ITEMS ::
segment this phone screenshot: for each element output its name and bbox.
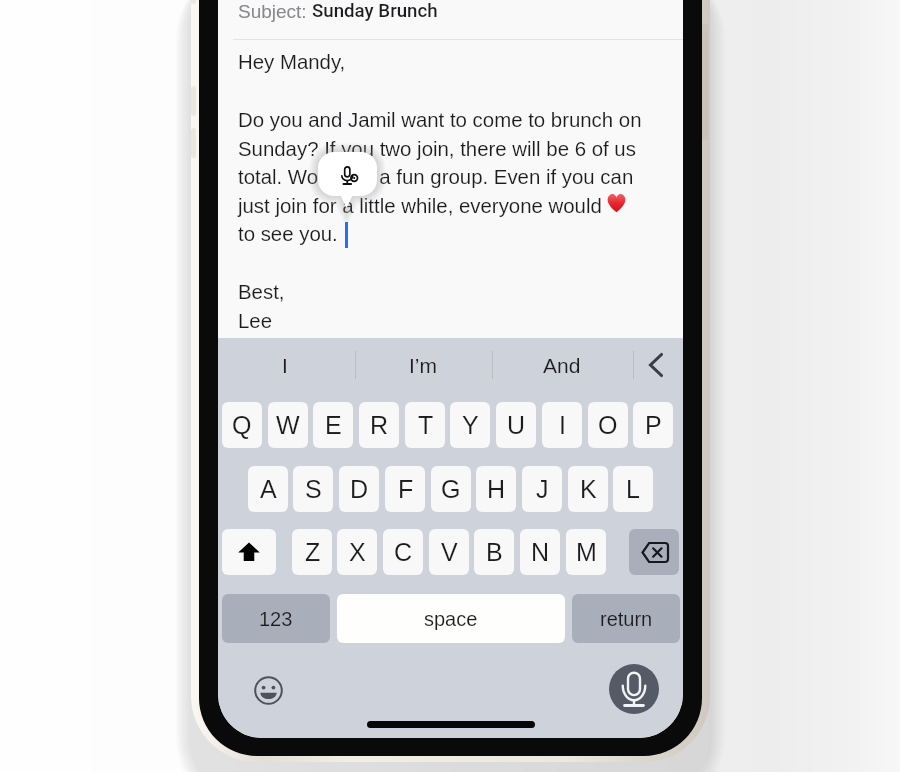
staticText: Sunday Brunch <box>312 0 438 22</box>
staticText: Sunday? If you two join, there will be 6… <box>238 138 636 161</box>
button[interactable]: K <box>568 466 608 512</box>
staticText: Hey Mandy, <box>238 51 346 74</box>
staticText: Y <box>462 411 479 439</box>
staticText: J <box>536 475 549 503</box>
button[interactable]: And <box>512 343 612 387</box>
staticText: X <box>349 538 366 566</box>
staticText: U <box>507 411 525 439</box>
staticText: B <box>486 538 503 566</box>
button[interactable]: R <box>359 402 399 448</box>
staticText: Z <box>305 538 320 566</box>
button[interactable]: Shift <box>222 529 276 575</box>
staticText: E <box>325 411 342 439</box>
staticText: Best, <box>238 281 285 304</box>
button[interactable]: Y <box>450 402 490 448</box>
staticText: I’m <box>409 354 437 377</box>
staticText: C <box>394 538 412 566</box>
staticText: D <box>350 475 368 503</box>
button[interactable]: H <box>476 466 516 512</box>
staticText: M <box>576 538 597 566</box>
staticText: space <box>424 608 478 630</box>
staticText: K <box>580 475 597 503</box>
button[interactable]: 123 <box>222 594 330 643</box>
staticText: P <box>645 411 662 439</box>
staticText: W <box>276 411 300 439</box>
button[interactable]: M <box>566 529 606 575</box>
button[interactable]: L <box>613 466 653 512</box>
staticText: S <box>305 475 322 503</box>
staticText: to see you. <box>238 223 338 246</box>
staticText: just join for a little while, everyone w… <box>238 195 602 218</box>
button[interactable]: J <box>522 466 562 512</box>
button[interactable]: F <box>385 466 425 512</box>
button[interactable]: Backspace <box>629 529 679 575</box>
staticText: Lee <box>238 310 273 333</box>
button[interactable]: Dictation <box>318 152 377 207</box>
button[interactable]: Collapse keyboard <box>634 343 678 387</box>
button[interactable]: N <box>520 529 560 575</box>
staticText: A <box>260 475 277 503</box>
staticText: I <box>282 354 288 377</box>
button[interactable]: V <box>429 529 469 575</box>
button[interactable]: X <box>337 529 377 575</box>
staticText: V <box>441 538 458 566</box>
staticText: N <box>531 538 549 566</box>
button[interactable]: O <box>588 402 628 448</box>
button[interactable]: C <box>383 529 423 575</box>
staticText: G <box>441 475 461 503</box>
staticText: O <box>598 411 618 439</box>
button[interactable]: P <box>633 402 673 448</box>
staticText: And <box>543 354 581 377</box>
button[interactable]: D <box>339 466 379 512</box>
button[interactable]: W <box>268 402 308 448</box>
button[interactable]: I’m <box>373 343 473 387</box>
button[interactable]: U <box>496 402 536 448</box>
button[interactable]: B <box>474 529 514 575</box>
staticText: T <box>418 411 433 439</box>
staticText: R <box>370 411 388 439</box>
button[interactable]: Z <box>292 529 332 575</box>
button[interactable]: T <box>405 402 445 448</box>
button[interactable]: I <box>542 402 582 448</box>
button[interactable]: Dictation <box>609 664 659 714</box>
staticText: I <box>559 411 566 439</box>
staticText: Subject: <box>238 1 312 22</box>
button[interactable]: S <box>293 466 333 512</box>
button[interactable]: I <box>235 343 335 387</box>
button[interactable]: G <box>431 466 471 512</box>
staticText: return <box>600 608 653 630</box>
staticText: total. Would be a fun group. Even if you… <box>238 166 634 189</box>
staticText: Do you and Jamil want to come to brunch … <box>238 109 642 132</box>
staticText: Q <box>232 411 252 439</box>
staticText: F <box>398 475 413 503</box>
staticText: H <box>487 475 505 503</box>
staticText: 123 <box>259 608 293 630</box>
button[interactable]: Q <box>222 402 262 448</box>
button[interactable]: E <box>313 402 353 448</box>
button[interactable]: Emoji <box>254 676 283 705</box>
button[interactable]: A <box>248 466 288 512</box>
button[interactable]: space <box>337 594 565 643</box>
button[interactable]: return <box>572 594 680 643</box>
staticText: L <box>626 475 640 503</box>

WORK TO BE COMPLETED :: Please copy the listing above word for word, from its first line to its last, and leave out the picture.

TASK OUTPUT ::
segment this phone screenshot: for each element output its name and bbox.
staticText: Sunday Brunch <box>312 0 438 22</box>
staticText: Sunday? If you two join, there will be 6… <box>238 138 636 161</box>
button[interactable]: K <box>568 466 608 512</box>
staticText: Hey Mandy, <box>238 51 346 74</box>
staticText: Y <box>462 411 479 439</box>
staticText: J <box>536 475 549 503</box>
button[interactable]: And <box>512 343 612 387</box>
staticText: X <box>349 538 366 566</box>
staticText: U <box>507 411 525 439</box>
staticText: B <box>486 538 503 566</box>
button[interactable]: R <box>359 402 399 448</box>
staticText: Z <box>305 538 320 566</box>
button[interactable]: Shift <box>222 529 276 575</box>
staticText: E <box>325 411 342 439</box>
staticText: Best, <box>238 281 285 304</box>
button[interactable]: Y <box>450 402 490 448</box>
staticText: I’m <box>409 354 437 377</box>
staticText: C <box>394 538 412 566</box>
staticText: D <box>350 475 368 503</box>
button[interactable]: H <box>476 466 516 512</box>
staticText: M <box>576 538 597 566</box>
staticText: space <box>424 608 478 630</box>
staticText: K <box>580 475 597 503</box>
button[interactable]: 123 <box>222 594 330 643</box>
staticText: P <box>645 411 662 439</box>
staticText: W <box>276 411 300 439</box>
button[interactable]: M <box>566 529 606 575</box>
button[interactable]: L <box>613 466 653 512</box>
staticText: S <box>305 475 322 503</box>
staticText: to see you. <box>238 223 338 246</box>
staticText: just join for a little while, everyone w… <box>238 195 602 218</box>
button[interactable]: J <box>522 466 562 512</box>
button[interactable]: F <box>385 466 425 512</box>
button[interactable]: Backspace <box>629 529 679 575</box>
staticText: Lee <box>238 310 273 333</box>
button[interactable]: Dictation <box>318 152 377 207</box>
button[interactable]: Collapse keyboard <box>634 343 678 387</box>
button[interactable]: N <box>520 529 560 575</box>
staticText: A <box>260 475 277 503</box>
staticText: I <box>282 354 288 377</box>
button[interactable]: V <box>429 529 469 575</box>
button[interactable]: X <box>337 529 377 575</box>
staticText: V <box>441 538 458 566</box>
staticText: N <box>531 538 549 566</box>
button[interactable]: O <box>588 402 628 448</box>
button[interactable]: C <box>383 529 423 575</box>
staticText: G <box>441 475 461 503</box>
staticText: O <box>598 411 618 439</box>
button[interactable]: P <box>633 402 673 448</box>
staticText: And <box>543 354 581 377</box>
button[interactable]: D <box>339 466 379 512</box>
button[interactable]: W <box>268 402 308 448</box>
button[interactable]: I’m <box>373 343 473 387</box>
button[interactable]: U <box>496 402 536 448</box>
button[interactable]: B <box>474 529 514 575</box>
staticText: T <box>418 411 433 439</box>
staticText: R <box>370 411 388 439</box>
button[interactable]: Z <box>292 529 332 575</box>
button[interactable]: T <box>405 402 445 448</box>
button[interactable]: I <box>542 402 582 448</box>
button[interactable]: Dictation <box>609 664 659 714</box>
staticText: I <box>559 411 566 439</box>
staticText: Subject: <box>238 1 312 22</box>
button[interactable]: S <box>293 466 333 512</box>
button[interactable]: I <box>235 343 335 387</box>
button[interactable]: G <box>431 466 471 512</box>
staticText: return <box>600 608 653 630</box>
staticText: total. Would be a fun group. Even if you… <box>238 166 634 189</box>
staticText: Do you and Jamil want to come to brunch … <box>238 109 642 132</box>
staticText: Q <box>232 411 252 439</box>
staticText: F <box>398 475 413 503</box>
staticText: H <box>487 475 505 503</box>
staticText: 123 <box>259 608 293 630</box>
button[interactable]: Q <box>222 402 262 448</box>
button[interactable]: E <box>313 402 353 448</box>
button[interactable]: Emoji <box>254 676 283 705</box>
button[interactable]: A <box>248 466 288 512</box>
button[interactable]: space <box>337 594 565 643</box>
button[interactable]: return <box>572 594 680 643</box>
staticText: L <box>626 475 640 503</box>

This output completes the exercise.